**STATED EXERCISE**
In the records below, work out how many lines hold the word "может". Report the number alone.

**DATA EXTRACT**
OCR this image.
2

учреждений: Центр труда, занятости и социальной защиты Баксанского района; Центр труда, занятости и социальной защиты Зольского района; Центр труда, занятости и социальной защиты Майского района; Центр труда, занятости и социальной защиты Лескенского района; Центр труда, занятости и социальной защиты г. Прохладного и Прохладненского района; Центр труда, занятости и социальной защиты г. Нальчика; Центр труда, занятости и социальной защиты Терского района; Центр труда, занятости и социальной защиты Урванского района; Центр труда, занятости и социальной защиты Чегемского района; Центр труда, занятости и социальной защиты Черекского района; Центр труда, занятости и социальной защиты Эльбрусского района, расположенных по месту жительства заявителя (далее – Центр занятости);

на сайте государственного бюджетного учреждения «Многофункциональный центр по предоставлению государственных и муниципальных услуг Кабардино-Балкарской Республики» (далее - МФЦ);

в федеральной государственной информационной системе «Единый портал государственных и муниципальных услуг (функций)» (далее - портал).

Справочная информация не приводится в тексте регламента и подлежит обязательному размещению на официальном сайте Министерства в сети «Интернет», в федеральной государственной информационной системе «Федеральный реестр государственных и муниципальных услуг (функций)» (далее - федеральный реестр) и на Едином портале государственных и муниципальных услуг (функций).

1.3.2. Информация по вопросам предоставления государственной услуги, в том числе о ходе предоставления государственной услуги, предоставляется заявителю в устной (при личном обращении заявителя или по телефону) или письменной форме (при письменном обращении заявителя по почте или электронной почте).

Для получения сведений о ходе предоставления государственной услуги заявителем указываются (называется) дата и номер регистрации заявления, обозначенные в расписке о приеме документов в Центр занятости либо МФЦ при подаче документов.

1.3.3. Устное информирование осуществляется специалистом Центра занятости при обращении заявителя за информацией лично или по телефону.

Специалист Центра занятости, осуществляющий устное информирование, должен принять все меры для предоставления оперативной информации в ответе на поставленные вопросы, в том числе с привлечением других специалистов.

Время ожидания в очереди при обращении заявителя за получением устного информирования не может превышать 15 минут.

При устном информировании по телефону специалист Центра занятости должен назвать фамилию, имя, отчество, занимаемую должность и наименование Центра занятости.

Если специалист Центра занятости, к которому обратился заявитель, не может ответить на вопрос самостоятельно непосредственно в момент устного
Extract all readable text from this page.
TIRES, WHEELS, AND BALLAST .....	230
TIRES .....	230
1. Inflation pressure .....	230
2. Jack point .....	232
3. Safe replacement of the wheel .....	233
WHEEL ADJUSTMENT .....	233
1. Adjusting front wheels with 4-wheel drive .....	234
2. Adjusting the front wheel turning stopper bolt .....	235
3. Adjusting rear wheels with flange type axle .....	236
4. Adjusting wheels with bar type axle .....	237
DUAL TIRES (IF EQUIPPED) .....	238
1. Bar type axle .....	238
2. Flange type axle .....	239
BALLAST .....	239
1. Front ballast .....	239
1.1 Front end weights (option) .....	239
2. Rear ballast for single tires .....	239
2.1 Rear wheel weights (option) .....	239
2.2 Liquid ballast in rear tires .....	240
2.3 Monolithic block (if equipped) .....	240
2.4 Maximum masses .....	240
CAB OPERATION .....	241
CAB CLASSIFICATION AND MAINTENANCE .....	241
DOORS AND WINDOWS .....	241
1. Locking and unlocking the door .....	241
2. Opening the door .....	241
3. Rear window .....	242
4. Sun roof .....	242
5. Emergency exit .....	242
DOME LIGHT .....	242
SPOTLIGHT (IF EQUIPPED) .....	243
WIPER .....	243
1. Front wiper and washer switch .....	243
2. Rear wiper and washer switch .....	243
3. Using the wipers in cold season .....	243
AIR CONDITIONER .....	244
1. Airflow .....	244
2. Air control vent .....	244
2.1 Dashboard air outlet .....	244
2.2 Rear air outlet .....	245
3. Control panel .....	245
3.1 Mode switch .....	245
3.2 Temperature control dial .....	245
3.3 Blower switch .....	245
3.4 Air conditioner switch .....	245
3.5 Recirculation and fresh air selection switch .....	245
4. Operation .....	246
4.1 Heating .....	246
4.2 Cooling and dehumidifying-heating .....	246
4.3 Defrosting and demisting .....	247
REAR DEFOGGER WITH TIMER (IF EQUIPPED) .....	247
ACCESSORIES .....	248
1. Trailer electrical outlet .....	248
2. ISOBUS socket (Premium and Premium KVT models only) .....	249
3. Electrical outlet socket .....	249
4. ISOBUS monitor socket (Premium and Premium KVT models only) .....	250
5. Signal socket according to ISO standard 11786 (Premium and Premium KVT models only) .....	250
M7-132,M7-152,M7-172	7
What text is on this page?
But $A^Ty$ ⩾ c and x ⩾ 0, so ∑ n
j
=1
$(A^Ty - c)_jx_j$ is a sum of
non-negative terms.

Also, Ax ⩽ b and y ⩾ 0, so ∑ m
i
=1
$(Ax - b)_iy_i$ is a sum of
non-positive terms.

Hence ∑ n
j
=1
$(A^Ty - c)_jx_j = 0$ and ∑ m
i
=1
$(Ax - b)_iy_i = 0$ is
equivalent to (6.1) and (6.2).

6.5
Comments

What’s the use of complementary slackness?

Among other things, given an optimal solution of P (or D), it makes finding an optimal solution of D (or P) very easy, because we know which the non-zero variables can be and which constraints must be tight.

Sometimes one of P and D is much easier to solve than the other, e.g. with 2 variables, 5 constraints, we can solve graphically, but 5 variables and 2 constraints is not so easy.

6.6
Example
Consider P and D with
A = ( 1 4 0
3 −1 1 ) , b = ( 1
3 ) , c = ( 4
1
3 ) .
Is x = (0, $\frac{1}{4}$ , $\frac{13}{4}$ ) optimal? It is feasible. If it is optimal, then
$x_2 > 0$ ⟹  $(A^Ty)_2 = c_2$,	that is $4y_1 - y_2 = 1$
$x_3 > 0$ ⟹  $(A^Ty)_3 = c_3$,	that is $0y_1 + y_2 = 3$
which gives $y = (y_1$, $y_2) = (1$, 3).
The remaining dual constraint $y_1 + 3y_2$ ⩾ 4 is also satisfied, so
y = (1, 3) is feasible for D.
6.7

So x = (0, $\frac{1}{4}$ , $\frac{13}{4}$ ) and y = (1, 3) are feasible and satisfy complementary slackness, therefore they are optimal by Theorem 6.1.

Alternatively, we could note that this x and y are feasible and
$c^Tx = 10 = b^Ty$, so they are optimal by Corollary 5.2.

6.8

**SOLUTION FOR THIS PROBLEM**
2